[start Provided information]
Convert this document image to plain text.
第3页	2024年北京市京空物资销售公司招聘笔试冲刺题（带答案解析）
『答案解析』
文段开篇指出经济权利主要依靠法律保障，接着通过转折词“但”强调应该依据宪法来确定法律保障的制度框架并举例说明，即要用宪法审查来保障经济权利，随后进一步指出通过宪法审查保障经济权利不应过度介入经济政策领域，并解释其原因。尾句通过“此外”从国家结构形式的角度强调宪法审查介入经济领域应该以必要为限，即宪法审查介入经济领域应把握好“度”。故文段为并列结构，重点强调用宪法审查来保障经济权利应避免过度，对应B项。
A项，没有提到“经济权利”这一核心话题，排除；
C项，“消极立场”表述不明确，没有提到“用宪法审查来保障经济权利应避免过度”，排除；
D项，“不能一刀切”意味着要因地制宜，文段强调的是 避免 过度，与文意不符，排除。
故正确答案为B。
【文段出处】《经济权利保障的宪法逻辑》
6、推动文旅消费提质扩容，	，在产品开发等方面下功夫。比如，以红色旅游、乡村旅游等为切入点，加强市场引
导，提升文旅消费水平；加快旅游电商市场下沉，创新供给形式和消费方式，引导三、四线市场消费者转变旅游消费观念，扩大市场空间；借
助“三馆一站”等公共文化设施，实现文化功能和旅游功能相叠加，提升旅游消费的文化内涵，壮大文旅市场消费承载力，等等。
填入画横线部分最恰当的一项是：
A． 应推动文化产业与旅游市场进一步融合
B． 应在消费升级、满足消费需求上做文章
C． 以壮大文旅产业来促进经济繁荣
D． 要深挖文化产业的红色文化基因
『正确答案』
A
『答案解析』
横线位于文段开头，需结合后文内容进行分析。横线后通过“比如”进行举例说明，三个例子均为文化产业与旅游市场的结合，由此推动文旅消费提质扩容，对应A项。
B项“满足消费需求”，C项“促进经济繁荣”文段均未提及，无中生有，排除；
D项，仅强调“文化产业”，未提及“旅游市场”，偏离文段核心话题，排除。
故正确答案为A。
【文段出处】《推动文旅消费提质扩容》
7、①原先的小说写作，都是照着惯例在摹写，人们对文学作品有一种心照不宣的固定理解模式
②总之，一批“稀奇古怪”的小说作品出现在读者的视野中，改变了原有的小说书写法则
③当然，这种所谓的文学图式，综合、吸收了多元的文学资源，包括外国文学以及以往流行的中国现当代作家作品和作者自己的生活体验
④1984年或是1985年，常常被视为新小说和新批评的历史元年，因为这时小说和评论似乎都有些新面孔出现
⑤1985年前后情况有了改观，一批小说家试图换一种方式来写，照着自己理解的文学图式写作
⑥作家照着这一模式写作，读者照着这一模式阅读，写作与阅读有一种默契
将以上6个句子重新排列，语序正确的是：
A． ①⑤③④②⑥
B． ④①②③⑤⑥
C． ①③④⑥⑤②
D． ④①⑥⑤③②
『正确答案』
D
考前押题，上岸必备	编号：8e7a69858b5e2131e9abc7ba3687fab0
[end Provided information]
[start Provided information]
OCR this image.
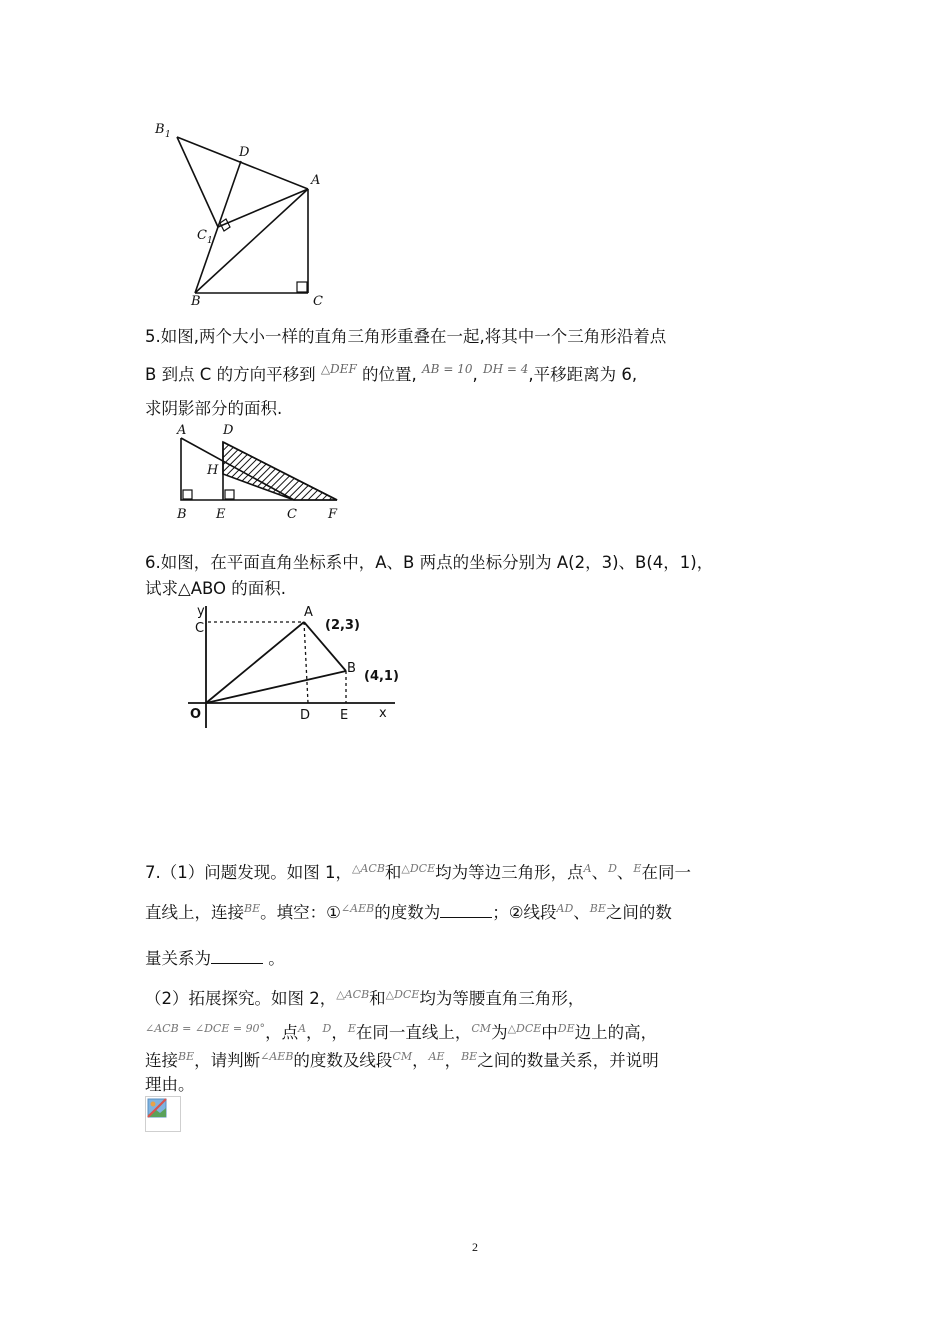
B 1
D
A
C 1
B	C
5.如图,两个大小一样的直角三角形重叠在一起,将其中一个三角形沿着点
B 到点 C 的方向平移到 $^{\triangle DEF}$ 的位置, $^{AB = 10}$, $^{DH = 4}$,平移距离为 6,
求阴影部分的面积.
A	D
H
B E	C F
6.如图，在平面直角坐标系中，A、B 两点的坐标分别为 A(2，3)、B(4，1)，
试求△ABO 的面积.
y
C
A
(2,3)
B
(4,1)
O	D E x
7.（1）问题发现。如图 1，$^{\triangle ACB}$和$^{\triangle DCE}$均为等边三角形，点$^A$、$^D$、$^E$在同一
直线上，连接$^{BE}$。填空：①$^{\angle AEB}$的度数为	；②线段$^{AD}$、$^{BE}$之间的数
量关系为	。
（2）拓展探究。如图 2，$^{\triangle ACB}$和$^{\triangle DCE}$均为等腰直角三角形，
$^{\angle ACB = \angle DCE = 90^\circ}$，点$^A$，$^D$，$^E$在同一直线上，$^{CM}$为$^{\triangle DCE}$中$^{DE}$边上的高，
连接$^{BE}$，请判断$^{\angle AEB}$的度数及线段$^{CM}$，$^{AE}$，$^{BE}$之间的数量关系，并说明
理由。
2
[end Provided information]
# Instruction
Report how many lines contain "this". Give nothing but the number.

# Right answer
2